◆ What the exercise asks
Reproduce the listing exactly, with no pictures in your copy.
— Start Available records —
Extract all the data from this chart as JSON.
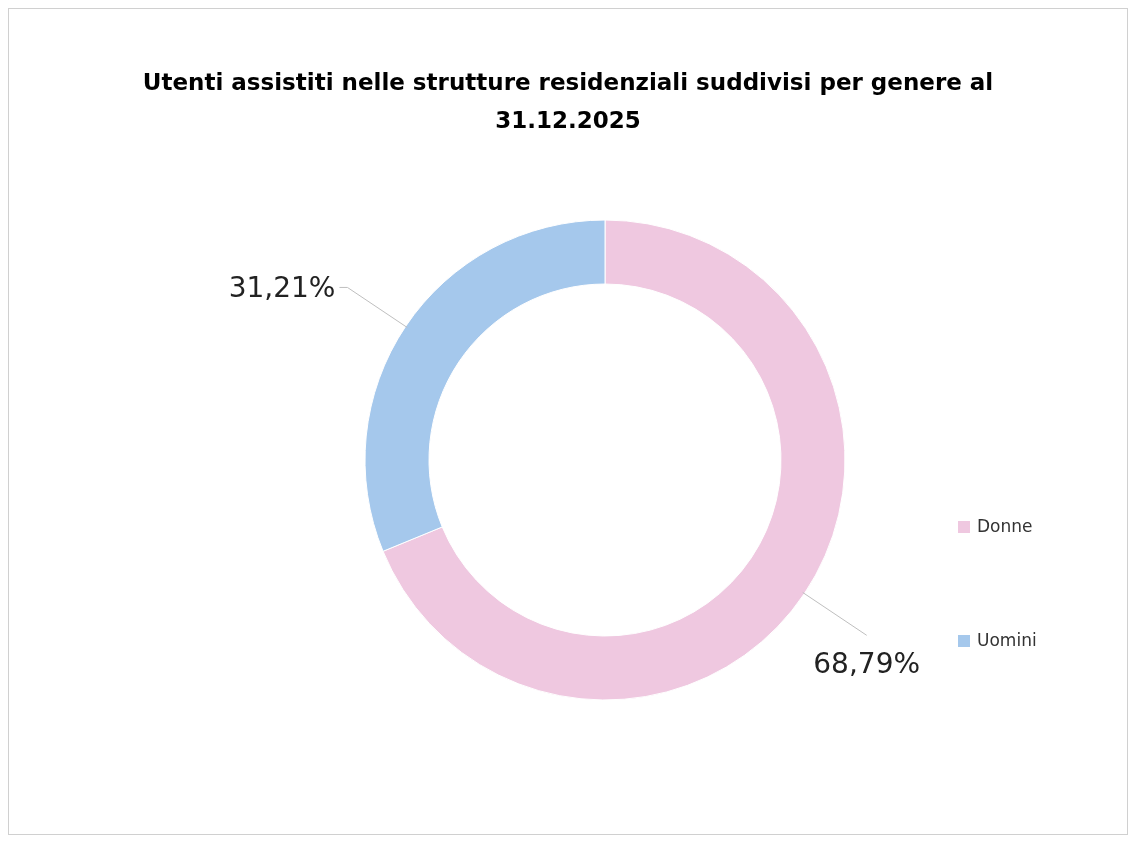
{
  "chart_data": {
    "type": "donut",
    "title": "Utenti assistiti nelle strutture residenziali suddivisi per genere al 31.12.2025",
    "categories": [
      "Donne",
      "Uomini"
    ],
    "values": [
      68.79,
      31.21
    ],
    "colors": [
      "#efc8e0",
      "#a5c8ec"
    ],
    "value_labels": [
      "68,79%",
      "31,21%"
    ],
    "legend": "right"
  }
}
— End Available records —
◆ Correct answer
Extract all the data from this chart as JSON.
{
  "chart_data": {
    "type": "donut",
    "title": "Utenti assistiti nelle strutture residenziali suddivisi per genere al 31.12.2025",
    "categories": [
      "Donne",
      "Uomini"
    ],
    "values": [
      68.79,
      31.21
    ],
    "colors": [
      "#efc8e0",
      "#a5c8ec"
    ],
    "value_labels": [
      "68,79%",
      "31,21%"
    ],
    "legend": "right"
  }
}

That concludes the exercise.